*LISTED RECORDS*
===============

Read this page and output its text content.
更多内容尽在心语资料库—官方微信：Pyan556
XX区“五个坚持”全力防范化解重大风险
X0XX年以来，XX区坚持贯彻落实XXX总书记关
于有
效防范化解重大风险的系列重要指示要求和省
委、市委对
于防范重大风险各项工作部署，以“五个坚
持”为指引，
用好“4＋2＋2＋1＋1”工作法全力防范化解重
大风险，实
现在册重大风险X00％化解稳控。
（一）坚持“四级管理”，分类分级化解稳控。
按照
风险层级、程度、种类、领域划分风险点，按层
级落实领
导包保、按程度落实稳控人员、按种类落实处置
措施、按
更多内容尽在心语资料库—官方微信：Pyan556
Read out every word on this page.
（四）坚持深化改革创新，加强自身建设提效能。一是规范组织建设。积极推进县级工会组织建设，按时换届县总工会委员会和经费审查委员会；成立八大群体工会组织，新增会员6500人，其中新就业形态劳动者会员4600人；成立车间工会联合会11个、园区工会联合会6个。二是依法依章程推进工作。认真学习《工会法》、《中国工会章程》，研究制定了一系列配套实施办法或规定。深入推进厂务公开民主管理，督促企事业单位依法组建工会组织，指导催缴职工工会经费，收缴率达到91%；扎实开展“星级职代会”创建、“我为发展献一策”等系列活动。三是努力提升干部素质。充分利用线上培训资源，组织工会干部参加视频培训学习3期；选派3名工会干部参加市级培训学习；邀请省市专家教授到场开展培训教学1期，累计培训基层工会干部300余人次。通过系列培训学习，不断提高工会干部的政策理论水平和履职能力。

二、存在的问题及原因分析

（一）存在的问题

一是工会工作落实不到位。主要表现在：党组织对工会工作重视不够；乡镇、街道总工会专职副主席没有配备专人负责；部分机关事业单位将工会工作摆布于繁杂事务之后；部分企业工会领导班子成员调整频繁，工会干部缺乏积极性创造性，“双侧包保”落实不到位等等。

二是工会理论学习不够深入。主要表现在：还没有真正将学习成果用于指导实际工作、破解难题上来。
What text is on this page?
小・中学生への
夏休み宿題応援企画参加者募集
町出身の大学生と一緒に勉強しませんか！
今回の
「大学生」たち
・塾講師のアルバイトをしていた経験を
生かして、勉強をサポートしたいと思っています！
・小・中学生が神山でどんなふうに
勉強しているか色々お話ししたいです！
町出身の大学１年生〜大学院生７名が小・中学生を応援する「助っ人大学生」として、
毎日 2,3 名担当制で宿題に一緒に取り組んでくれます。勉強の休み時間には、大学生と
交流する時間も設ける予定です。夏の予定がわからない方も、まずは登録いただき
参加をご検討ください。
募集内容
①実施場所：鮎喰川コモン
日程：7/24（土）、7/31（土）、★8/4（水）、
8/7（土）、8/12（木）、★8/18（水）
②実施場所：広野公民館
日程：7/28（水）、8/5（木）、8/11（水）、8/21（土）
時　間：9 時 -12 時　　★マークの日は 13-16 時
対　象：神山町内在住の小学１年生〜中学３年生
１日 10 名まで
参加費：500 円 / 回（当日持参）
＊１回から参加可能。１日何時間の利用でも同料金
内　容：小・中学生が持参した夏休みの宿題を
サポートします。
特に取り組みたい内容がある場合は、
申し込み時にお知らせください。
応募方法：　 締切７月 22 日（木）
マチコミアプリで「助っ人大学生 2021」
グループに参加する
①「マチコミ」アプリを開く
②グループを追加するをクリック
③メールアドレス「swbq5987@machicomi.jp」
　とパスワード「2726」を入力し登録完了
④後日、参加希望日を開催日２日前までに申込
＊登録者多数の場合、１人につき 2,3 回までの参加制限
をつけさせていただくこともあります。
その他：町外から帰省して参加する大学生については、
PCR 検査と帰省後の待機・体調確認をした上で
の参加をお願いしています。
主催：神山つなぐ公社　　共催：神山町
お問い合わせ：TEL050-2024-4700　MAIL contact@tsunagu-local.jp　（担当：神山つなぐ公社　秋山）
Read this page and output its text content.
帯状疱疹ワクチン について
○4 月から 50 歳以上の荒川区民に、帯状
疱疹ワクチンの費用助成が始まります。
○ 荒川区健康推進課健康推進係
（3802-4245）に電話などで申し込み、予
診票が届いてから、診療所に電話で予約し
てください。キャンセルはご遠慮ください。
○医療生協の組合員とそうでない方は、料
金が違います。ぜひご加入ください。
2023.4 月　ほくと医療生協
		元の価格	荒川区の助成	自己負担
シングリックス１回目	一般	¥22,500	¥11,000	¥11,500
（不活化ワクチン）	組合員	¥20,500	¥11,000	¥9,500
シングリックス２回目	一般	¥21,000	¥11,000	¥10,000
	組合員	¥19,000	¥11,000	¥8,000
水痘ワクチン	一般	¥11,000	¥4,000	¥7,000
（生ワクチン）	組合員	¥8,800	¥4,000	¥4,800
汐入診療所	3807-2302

===============

*WHAT IS BEING ASKED*
The entries above should be repeated exactly, every one of them.

*IN RESPONSE*
Read this page and output its text content.
更多内容尽在心语资料库—官方微信：Pyan556
XX区“五个坚持”全力防范化解重大风险
X0XX年以来，XX区坚持贯彻落实XXX总书记关
于有
效防范化解重大风险的系列重要指示要求和省
委、市委对
于防范重大风险各项工作部署，以“五个坚
持”为指引，
用好“4＋2＋2＋1＋1”工作法全力防范化解重
大风险，实
现在册重大风险X00％化解稳控。
（一）坚持“四级管理”，分类分级化解稳控。
按照
风险层级、程度、种类、领域划分风险点，按层
级落实领
导包保、按程度落实稳控人员、按种类落实处置
措施、按
更多内容尽在心语资料库—官方微信：Pyan556
Read out every word on this page.
（四）坚持深化改革创新，加强自身建设提效能。一是规范组织建设。积极推进县级工会组织建设，按时换届县总工会委员会和经费审查委员会；成立八大群体工会组织，新增会员6500人，其中新就业形态劳动者会员4600人；成立车间工会联合会11个、园区工会联合会6个。二是依法依章程推进工作。认真学习《工会法》、《中国工会章程》，研究制定了一系列配套实施办法或规定。深入推进厂务公开民主管理，督促企事业单位依法组建工会组织，指导催缴职工工会经费，收缴率达到91%；扎实开展“星级职代会”创建、“我为发展献一策”等系列活动。三是努力提升干部素质。充分利用线上培训资源，组织工会干部参加视频培训学习3期；选派3名工会干部参加市级培训学习；邀请省市专家教授到场开展培训教学1期，累计培训基层工会干部300余人次。通过系列培训学习，不断提高工会干部的政策理论水平和履职能力。

二、存在的问题及原因分析

（一）存在的问题

一是工会工作落实不到位。主要表现在：党组织对工会工作重视不够；乡镇、街道总工会专职副主席没有配备专人负责；部分机关事业单位将工会工作摆布于繁杂事务之后；部分企业工会领导班子成员调整频繁，工会干部缺乏积极性创造性，“双侧包保”落实不到位等等。

二是工会理论学习不够深入。主要表现在：还没有真正将学习成果用于指导实际工作、破解难题上来。
What text is on this page?
小・中学生への
夏休み宿題応援企画参加者募集
町出身の大学生と一緒に勉強しませんか！
今回の
「大学生」たち
・塾講師のアルバイトをしていた経験を
生かして、勉強をサポートしたいと思っています！
・小・中学生が神山でどんなふうに
勉強しているか色々お話ししたいです！
町出身の大学１年生〜大学院生７名が小・中学生を応援する「助っ人大学生」として、
毎日 2,3 名担当制で宿題に一緒に取り組んでくれます。勉強の休み時間には、大学生と
交流する時間も設ける予定です。夏の予定がわからない方も、まずは登録いただき
参加をご検討ください。
募集内容
①実施場所：鮎喰川コモン
日程：7/24（土）、7/31（土）、★8/4（水）、
8/7（土）、8/12（木）、★8/18（水）
②実施場所：広野公民館
日程：7/28（水）、8/5（木）、8/11（水）、8/21（土）
時　間：9 時 -12 時　　★マークの日は 13-16 時
対　象：神山町内在住の小学１年生〜中学３年生
１日 10 名まで
参加費：500 円 / 回（当日持参）
＊１回から参加可能。１日何時間の利用でも同料金
内　容：小・中学生が持参した夏休みの宿題を
サポートします。
特に取り組みたい内容がある場合は、
申し込み時にお知らせください。
応募方法：　 締切７月 22 日（木）
マチコミアプリで「助っ人大学生 2021」
グループに参加する
①「マチコミ」アプリを開く
②グループを追加するをクリック
③メールアドレス「swbq5987@machicomi.jp」
　とパスワード「2726」を入力し登録完了
④後日、参加希望日を開催日２日前までに申込
＊登録者多数の場合、１人につき 2,3 回までの参加制限
をつけさせていただくこともあります。
その他：町外から帰省して参加する大学生については、
PCR 検査と帰省後の待機・体調確認をした上で
の参加をお願いしています。
主催：神山つなぐ公社　　共催：神山町
お問い合わせ：TEL050-2024-4700　MAIL contact@tsunagu-local.jp　（担当：神山つなぐ公社　秋山）
Read this page and output its text content.
帯状疱疹ワクチン について
○4 月から 50 歳以上の荒川区民に、帯状
疱疹ワクチンの費用助成が始まります。
○ 荒川区健康推進課健康推進係
（3802-4245）に電話などで申し込み、予
診票が届いてから、診療所に電話で予約し
てください。キャンセルはご遠慮ください。
○医療生協の組合員とそうでない方は、料
金が違います。ぜひご加入ください。
2023.4 月　ほくと医療生協
		元の価格	荒川区の助成	自己負担
シングリックス１回目	一般	¥22,500	¥11,000	¥11,500
（不活化ワクチン）	組合員	¥20,500	¥11,000	¥9,500
シングリックス２回目	一般	¥21,000	¥11,000	¥10,000
	組合員	¥19,000	¥11,000	¥8,000
水痘ワクチン	一般	¥11,000	¥4,000	¥7,000
（生ワクチン）	組合員	¥8,800	¥4,000	¥4,800
汐入診療所	3807-2302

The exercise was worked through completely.